_Objective_:
Retype exactly the lines that run from the line with "Serialize everything readable" to the final line of the entries, keeping both ends and nothing else.

start

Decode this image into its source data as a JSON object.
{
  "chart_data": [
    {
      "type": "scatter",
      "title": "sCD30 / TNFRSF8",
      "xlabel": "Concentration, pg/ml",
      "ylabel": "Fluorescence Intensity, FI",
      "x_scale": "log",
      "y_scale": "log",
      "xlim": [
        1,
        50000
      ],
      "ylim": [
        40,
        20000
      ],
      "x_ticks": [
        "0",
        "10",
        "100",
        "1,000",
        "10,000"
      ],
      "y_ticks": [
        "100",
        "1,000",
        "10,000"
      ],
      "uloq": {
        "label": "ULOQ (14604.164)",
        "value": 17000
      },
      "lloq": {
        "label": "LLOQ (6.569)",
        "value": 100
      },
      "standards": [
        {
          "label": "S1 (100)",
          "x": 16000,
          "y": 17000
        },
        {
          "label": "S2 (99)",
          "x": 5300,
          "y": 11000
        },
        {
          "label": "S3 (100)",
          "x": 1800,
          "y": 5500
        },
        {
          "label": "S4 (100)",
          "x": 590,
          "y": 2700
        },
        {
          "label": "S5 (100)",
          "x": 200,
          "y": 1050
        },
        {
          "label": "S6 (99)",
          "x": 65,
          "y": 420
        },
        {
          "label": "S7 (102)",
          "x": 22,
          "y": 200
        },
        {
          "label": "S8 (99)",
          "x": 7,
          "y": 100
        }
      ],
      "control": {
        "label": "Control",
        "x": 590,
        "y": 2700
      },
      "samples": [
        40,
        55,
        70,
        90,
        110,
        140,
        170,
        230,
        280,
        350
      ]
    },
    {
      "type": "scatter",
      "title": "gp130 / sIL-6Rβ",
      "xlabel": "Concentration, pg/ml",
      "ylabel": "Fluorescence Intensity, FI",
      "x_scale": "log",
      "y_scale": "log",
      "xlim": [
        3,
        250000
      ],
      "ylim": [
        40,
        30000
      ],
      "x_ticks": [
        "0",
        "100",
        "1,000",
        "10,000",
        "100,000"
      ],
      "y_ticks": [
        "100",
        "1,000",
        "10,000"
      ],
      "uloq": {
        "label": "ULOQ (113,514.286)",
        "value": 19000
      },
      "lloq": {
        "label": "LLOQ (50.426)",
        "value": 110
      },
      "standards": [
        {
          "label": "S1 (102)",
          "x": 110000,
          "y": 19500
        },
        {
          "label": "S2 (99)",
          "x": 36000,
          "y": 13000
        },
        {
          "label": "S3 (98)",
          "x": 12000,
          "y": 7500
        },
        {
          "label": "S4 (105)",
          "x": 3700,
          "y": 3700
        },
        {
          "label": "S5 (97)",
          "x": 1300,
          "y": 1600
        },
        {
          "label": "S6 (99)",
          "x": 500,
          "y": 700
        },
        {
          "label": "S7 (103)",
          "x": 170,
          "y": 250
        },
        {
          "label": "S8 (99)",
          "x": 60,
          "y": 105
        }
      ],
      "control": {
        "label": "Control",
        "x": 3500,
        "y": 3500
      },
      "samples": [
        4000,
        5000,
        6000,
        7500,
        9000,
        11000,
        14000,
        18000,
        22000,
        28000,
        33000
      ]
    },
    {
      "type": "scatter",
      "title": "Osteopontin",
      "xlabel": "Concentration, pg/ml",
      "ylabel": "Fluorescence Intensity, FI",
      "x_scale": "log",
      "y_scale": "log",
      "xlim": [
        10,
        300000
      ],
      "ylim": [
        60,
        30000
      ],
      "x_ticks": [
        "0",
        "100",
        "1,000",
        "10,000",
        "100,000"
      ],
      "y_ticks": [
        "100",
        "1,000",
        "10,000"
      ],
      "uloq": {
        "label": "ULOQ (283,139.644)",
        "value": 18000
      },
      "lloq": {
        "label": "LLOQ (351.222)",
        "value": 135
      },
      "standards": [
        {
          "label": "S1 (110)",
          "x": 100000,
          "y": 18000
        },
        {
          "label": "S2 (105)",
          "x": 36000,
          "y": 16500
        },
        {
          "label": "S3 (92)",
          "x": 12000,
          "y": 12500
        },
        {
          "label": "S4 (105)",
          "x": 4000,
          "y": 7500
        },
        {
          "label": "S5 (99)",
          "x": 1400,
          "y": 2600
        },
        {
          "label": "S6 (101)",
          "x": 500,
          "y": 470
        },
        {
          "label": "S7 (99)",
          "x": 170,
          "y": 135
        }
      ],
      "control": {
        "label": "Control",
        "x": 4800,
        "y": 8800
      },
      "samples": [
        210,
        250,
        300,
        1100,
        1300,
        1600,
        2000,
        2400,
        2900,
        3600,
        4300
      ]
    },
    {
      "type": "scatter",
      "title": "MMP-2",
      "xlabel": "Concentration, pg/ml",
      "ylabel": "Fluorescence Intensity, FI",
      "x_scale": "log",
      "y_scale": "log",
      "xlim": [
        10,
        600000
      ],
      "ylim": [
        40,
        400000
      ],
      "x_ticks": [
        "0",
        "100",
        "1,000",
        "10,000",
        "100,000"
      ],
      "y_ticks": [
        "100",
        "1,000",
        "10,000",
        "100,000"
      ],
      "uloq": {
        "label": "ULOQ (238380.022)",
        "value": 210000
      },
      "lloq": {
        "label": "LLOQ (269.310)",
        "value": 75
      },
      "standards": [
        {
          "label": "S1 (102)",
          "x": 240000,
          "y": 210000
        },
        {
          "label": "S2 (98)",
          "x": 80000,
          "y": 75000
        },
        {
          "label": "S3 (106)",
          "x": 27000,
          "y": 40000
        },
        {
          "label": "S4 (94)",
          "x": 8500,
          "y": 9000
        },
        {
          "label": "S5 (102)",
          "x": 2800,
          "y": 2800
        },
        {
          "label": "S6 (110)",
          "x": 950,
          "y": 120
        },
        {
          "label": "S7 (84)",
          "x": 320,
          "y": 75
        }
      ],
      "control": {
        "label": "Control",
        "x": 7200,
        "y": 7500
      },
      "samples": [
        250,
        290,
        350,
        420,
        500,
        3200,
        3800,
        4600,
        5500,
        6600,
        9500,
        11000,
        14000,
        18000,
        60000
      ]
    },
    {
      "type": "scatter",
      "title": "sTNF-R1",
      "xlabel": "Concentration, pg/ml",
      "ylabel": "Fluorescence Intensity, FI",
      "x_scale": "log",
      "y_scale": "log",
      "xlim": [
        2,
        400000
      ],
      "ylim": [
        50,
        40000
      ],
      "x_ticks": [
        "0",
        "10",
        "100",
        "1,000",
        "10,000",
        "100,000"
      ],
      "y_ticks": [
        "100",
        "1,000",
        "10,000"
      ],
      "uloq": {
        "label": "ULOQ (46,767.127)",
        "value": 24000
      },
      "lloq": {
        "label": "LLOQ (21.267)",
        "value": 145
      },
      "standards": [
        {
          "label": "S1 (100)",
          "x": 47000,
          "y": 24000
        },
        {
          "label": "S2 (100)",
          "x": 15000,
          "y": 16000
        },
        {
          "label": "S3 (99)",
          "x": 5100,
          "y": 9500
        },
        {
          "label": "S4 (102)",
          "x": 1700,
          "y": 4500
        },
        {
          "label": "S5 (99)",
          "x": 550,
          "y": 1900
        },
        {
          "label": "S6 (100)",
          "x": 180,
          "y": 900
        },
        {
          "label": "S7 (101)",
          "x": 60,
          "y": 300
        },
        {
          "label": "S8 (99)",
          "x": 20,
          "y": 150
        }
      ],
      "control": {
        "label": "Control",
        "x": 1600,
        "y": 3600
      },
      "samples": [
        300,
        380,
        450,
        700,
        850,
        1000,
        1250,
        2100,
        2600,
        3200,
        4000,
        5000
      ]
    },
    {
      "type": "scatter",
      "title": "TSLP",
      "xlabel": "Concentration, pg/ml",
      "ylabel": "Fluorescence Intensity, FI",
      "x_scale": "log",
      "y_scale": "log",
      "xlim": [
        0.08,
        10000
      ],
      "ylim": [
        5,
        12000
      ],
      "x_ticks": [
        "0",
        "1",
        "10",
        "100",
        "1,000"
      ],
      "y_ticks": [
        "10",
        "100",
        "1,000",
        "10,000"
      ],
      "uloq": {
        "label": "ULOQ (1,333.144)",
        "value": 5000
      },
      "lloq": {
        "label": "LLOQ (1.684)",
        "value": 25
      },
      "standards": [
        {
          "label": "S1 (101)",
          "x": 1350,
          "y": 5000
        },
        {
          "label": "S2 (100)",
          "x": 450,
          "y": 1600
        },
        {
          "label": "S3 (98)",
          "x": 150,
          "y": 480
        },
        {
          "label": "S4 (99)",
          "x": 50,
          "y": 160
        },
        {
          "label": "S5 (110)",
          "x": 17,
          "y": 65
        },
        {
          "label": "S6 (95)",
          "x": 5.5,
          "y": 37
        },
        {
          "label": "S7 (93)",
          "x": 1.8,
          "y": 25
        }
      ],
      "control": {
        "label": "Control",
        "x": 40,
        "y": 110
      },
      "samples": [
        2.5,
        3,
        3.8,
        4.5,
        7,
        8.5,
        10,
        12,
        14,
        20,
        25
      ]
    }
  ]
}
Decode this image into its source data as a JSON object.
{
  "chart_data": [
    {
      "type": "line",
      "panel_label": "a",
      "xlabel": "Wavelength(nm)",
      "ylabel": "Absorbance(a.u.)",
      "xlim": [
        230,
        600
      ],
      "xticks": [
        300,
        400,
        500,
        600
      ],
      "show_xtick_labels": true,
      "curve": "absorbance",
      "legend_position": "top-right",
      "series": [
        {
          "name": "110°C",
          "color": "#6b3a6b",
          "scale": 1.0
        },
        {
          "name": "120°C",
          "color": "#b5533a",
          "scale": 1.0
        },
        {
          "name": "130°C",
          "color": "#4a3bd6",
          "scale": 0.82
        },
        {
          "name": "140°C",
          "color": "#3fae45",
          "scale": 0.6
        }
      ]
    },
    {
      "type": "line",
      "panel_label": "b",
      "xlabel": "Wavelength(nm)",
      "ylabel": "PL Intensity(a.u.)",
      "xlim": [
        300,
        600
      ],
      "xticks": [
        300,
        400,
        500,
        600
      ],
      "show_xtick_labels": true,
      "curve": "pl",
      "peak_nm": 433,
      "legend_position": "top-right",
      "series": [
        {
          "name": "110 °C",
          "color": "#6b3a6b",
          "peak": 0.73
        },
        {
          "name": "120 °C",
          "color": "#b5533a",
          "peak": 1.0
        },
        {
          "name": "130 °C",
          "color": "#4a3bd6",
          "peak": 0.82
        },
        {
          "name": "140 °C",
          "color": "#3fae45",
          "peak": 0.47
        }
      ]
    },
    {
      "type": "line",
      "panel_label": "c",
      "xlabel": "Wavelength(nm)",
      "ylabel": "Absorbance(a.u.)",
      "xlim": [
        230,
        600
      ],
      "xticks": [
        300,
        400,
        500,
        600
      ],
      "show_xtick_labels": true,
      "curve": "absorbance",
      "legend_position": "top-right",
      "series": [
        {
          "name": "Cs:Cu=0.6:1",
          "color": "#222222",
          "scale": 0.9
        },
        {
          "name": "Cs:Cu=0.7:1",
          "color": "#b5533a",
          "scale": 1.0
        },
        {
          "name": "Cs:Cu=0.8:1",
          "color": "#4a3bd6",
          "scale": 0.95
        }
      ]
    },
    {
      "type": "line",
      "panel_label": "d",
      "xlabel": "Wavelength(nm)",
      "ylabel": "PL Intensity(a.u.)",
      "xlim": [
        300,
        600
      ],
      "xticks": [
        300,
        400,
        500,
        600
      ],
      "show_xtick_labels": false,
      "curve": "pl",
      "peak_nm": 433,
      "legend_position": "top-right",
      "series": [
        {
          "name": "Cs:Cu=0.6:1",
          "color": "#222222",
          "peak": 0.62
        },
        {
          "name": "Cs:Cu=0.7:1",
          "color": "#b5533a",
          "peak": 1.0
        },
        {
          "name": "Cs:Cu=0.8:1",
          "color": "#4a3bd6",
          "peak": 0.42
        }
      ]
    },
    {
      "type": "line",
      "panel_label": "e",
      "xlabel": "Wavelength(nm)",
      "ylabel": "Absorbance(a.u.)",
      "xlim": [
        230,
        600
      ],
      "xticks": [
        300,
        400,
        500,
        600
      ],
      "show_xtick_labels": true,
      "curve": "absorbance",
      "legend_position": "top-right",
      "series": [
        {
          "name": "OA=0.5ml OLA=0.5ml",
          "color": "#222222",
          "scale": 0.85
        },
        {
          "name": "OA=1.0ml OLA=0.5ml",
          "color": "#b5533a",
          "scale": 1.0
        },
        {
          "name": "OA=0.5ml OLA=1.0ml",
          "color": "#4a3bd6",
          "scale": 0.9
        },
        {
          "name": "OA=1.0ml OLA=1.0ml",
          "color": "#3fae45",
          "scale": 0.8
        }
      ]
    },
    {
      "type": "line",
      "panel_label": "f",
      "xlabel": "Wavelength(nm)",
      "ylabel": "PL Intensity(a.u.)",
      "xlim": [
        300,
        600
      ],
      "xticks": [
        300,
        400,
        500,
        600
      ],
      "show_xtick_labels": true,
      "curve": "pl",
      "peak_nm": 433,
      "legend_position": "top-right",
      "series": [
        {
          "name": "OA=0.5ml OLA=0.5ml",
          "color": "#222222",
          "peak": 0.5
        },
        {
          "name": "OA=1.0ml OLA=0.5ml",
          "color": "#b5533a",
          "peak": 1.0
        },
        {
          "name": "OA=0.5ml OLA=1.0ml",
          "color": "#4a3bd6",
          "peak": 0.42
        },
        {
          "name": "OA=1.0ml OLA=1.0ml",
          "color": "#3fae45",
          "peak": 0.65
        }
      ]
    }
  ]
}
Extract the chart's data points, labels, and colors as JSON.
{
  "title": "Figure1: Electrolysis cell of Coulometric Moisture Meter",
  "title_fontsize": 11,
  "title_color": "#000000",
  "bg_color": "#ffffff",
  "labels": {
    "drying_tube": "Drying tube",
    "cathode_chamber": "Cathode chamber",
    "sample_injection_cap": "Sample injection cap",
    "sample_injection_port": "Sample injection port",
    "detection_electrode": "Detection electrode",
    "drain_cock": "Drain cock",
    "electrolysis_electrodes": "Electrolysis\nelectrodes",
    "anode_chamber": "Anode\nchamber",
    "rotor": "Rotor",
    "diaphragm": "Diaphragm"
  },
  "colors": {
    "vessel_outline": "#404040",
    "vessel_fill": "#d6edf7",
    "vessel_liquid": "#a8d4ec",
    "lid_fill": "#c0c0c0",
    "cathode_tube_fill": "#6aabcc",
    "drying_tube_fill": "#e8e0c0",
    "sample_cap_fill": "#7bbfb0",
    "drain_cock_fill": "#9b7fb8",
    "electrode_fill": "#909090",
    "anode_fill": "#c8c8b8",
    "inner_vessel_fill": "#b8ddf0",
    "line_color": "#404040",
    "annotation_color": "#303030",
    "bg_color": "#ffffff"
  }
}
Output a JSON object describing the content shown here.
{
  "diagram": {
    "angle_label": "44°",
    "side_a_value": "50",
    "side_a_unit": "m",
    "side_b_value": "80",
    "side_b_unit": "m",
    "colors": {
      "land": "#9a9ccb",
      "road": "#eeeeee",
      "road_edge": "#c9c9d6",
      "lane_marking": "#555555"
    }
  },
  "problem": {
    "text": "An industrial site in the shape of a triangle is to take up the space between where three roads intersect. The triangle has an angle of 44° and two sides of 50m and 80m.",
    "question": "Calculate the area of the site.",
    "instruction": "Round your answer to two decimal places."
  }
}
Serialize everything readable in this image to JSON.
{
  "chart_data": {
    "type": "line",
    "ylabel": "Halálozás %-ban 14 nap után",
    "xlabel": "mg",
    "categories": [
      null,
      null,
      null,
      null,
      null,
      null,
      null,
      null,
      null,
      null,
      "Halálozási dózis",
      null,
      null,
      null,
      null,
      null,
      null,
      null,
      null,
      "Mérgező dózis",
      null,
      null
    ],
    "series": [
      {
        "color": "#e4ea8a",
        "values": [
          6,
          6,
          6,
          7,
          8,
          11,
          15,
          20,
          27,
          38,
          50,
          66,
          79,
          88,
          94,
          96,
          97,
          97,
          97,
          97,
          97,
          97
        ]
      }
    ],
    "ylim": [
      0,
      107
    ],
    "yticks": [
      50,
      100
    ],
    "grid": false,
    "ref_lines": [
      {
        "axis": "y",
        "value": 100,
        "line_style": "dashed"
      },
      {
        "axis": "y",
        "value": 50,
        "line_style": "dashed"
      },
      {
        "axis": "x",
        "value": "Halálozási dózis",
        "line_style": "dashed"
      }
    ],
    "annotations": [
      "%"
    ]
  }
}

end

_The result_:
Serialize everything readable in this image to JSON.
{
  "chart_data": {
    "type": "line",
    "ylabel": "Halálozás %-ban 14 nap után",
    "xlabel": "mg",
    "categories": [
      null,
      null,
      null,
      null,
      null,
      null,
      null,
      null,
      null,
      null,
      "Halálozási dózis",
      null,
      null,
      null,
      null,
      null,
      null,
      null,
      null,
      "Mérgező dózis",
      null,
      null
    ],
    "series": [
      {
        "color": "#e4ea8a",
        "values": [
          6,
          6,
          6,
          7,
          8,
          11,
          15,
          20,
          27,
          38,
          50,
          66,
          79,
          88,
          94,
          96,
          97,
          97,
          97,
          97,
          97,
          97
        ]
      }
    ],
    "ylim": [
      0,
      107
    ],
    "yticks": [
      50,
      100
    ],
    "grid": false,
    "ref_lines": [
      {
        "axis": "y",
        "value": 100,
        "line_style": "dashed"
      },
      {
        "axis": "y",
        "value": 50,
        "line_style": "dashed"
      },
      {
        "axis": "x",
        "value": "Halálozási dózis",
        "line_style": "dashed"
      }
    ],
    "annotations": [
      "%"
    ]
  }
}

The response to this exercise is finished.